> Annotated region listings:
--- START ---
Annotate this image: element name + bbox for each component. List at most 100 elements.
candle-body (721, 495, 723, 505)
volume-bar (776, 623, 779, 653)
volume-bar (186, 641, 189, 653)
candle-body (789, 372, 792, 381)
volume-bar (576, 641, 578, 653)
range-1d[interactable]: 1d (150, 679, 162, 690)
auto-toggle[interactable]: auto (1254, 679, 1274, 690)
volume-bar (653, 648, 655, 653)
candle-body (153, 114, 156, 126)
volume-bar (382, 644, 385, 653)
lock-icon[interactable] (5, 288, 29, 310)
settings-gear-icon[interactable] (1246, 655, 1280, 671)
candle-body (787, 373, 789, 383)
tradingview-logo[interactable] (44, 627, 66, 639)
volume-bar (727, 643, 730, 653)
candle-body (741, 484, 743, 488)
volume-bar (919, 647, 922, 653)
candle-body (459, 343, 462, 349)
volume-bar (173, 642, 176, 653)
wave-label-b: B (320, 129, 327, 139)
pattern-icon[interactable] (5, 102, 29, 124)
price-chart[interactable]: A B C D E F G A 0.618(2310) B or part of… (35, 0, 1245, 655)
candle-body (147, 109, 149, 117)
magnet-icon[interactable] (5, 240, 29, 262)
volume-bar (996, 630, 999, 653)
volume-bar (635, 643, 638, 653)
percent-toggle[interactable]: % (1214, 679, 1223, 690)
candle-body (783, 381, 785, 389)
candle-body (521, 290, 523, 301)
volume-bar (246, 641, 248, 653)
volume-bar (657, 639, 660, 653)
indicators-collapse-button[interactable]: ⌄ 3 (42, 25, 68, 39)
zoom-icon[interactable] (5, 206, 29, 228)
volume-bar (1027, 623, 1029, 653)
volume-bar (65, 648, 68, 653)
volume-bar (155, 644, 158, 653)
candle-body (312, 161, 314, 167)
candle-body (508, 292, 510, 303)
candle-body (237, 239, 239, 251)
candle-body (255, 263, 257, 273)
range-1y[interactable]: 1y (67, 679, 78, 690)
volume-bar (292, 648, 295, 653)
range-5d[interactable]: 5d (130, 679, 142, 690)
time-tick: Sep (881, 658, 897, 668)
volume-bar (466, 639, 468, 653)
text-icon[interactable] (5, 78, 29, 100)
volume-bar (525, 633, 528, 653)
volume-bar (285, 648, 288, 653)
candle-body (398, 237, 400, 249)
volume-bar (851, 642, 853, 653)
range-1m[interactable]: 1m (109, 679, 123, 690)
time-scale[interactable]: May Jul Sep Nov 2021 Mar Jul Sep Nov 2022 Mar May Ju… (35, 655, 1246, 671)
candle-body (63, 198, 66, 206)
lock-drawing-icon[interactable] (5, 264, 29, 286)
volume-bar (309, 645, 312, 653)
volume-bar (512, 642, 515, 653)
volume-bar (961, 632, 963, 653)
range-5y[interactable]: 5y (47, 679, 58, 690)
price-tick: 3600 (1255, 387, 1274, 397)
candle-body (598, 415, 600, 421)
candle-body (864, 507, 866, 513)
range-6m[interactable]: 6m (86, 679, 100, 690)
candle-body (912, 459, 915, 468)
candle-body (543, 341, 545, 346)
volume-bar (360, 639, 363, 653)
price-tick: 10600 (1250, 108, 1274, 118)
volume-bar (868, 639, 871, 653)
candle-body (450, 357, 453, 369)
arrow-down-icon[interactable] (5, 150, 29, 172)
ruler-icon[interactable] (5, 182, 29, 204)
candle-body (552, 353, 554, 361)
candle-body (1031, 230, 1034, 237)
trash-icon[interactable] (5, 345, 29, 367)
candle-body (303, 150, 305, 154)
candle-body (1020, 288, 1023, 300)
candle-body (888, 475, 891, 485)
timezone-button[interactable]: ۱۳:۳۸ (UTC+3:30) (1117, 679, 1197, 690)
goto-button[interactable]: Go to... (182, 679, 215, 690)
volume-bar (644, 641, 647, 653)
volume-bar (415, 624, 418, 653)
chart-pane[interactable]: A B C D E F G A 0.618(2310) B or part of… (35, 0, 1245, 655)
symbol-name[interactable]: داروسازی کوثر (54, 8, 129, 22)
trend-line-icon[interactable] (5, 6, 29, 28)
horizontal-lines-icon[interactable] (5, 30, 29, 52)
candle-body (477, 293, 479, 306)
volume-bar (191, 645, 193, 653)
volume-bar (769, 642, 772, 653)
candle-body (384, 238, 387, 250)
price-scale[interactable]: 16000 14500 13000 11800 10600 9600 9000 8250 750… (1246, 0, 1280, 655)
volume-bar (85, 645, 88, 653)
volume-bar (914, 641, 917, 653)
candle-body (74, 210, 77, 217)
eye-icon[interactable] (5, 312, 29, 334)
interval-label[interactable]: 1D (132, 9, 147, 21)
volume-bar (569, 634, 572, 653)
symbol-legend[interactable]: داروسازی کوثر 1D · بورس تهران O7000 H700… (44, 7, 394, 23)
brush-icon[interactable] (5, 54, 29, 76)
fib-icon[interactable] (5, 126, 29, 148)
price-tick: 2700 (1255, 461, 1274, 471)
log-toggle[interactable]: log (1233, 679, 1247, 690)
--- END ---
> OBJECTIVE: Reproduce every line of the listing verbatim.

> TASK SOLUTION:
Annotate this image: element name + bbox for each component. List at most 100 elements.
candle-body (721, 495, 723, 505)
volume-bar (776, 623, 779, 653)
volume-bar (186, 641, 189, 653)
candle-body (789, 372, 792, 381)
volume-bar (576, 641, 578, 653)
range-1d[interactable]: 1d (150, 679, 162, 690)
auto-toggle[interactable]: auto (1254, 679, 1274, 690)
volume-bar (653, 648, 655, 653)
candle-body (153, 114, 156, 126)
volume-bar (382, 644, 385, 653)
lock-icon[interactable] (5, 288, 29, 310)
settings-gear-icon[interactable] (1246, 655, 1280, 671)
candle-body (787, 373, 789, 383)
tradingview-logo[interactable] (44, 627, 66, 639)
volume-bar (727, 643, 730, 653)
candle-body (741, 484, 743, 488)
volume-bar (919, 647, 922, 653)
candle-body (459, 343, 462, 349)
volume-bar (173, 642, 176, 653)
wave-label-b: B (320, 129, 327, 139)
pattern-icon[interactable] (5, 102, 29, 124)
price-chart[interactable]: A B C D E F G A 0.618(2310) B or part of… (35, 0, 1245, 655)
candle-body (147, 109, 149, 117)
magnet-icon[interactable] (5, 240, 29, 262)
volume-bar (996, 630, 999, 653)
volume-bar (635, 643, 638, 653)
percent-toggle[interactable]: % (1214, 679, 1223, 690)
candle-body (783, 381, 785, 389)
candle-body (521, 290, 523, 301)
volume-bar (246, 641, 248, 653)
volume-bar (657, 639, 660, 653)
indicators-collapse-button[interactable]: ⌄ 3 (42, 25, 68, 39)
zoom-icon[interactable] (5, 206, 29, 228)
volume-bar (1027, 623, 1029, 653)
volume-bar (65, 648, 68, 653)
volume-bar (155, 644, 158, 653)
candle-body (312, 161, 314, 167)
candle-body (508, 292, 510, 303)
candle-body (237, 239, 239, 251)
candle-body (255, 263, 257, 273)
range-1y[interactable]: 1y (67, 679, 78, 690)
volume-bar (292, 648, 295, 653)
range-5d[interactable]: 5d (130, 679, 142, 690)
time-tick: Sep (881, 658, 897, 668)
volume-bar (466, 639, 468, 653)
text-icon[interactable] (5, 78, 29, 100)
volume-bar (525, 633, 528, 653)
volume-bar (285, 648, 288, 653)
candle-body (398, 237, 400, 249)
volume-bar (851, 642, 853, 653)
range-1m[interactable]: 1m (109, 679, 123, 690)
time-scale[interactable]: May Jul Sep Nov 2021 Mar Jul Sep Nov 2022 Mar May Ju… (35, 655, 1246, 671)
candle-body (63, 198, 66, 206)
lock-drawing-icon[interactable] (5, 264, 29, 286)
volume-bar (309, 645, 312, 653)
volume-bar (512, 642, 515, 653)
volume-bar (961, 632, 963, 653)
range-5y[interactable]: 5y (47, 679, 58, 690)
price-tick: 3600 (1255, 387, 1274, 397)
candle-body (598, 415, 600, 421)
candle-body (864, 507, 866, 513)
range-6m[interactable]: 6m (86, 679, 100, 690)
candle-body (912, 459, 915, 468)
candle-body (543, 341, 545, 346)
volume-bar (360, 639, 363, 653)
price-tick: 10600 (1250, 108, 1274, 118)
volume-bar (868, 639, 871, 653)
candle-body (450, 357, 453, 369)
arrow-down-icon[interactable] (5, 150, 29, 172)
ruler-icon[interactable] (5, 182, 29, 204)
candle-body (552, 353, 554, 361)
candle-body (1031, 230, 1034, 237)
trash-icon[interactable] (5, 345, 29, 367)
candle-body (303, 150, 305, 154)
candle-body (1020, 288, 1023, 300)
candle-body (888, 475, 891, 485)
timezone-button[interactable]: ۱۳:۳۸ (UTC+3:30) (1117, 679, 1197, 690)
goto-button[interactable]: Go to... (182, 679, 215, 690)
volume-bar (644, 641, 647, 653)
volume-bar (415, 624, 418, 653)
chart-pane[interactable]: A B C D E F G A 0.618(2310) B or part of… (35, 0, 1245, 655)
symbol-name[interactable]: داروسازی کوثر (54, 8, 129, 22)
trend-line-icon[interactable] (5, 6, 29, 28)
horizontal-lines-icon[interactable] (5, 30, 29, 52)
candle-body (477, 293, 479, 306)
volume-bar (191, 645, 193, 653)
volume-bar (769, 642, 772, 653)
candle-body (384, 238, 387, 250)
price-scale[interactable]: 16000 14500 13000 11800 10600 9600 9000 8250 750… (1246, 0, 1280, 655)
volume-bar (85, 645, 88, 653)
volume-bar (914, 641, 917, 653)
candle-body (74, 210, 77, 217)
eye-icon[interactable] (5, 312, 29, 334)
interval-label[interactable]: 1D (132, 9, 147, 21)
volume-bar (569, 634, 572, 653)
symbol-legend[interactable]: داروسازی کوثر 1D · بورس تهران O7000 H700… (44, 7, 394, 23)
brush-icon[interactable] (5, 54, 29, 76)
fib-icon[interactable] (5, 126, 29, 148)
price-tick: 2700 (1255, 461, 1274, 471)
log-toggle[interactable]: log (1233, 679, 1247, 690)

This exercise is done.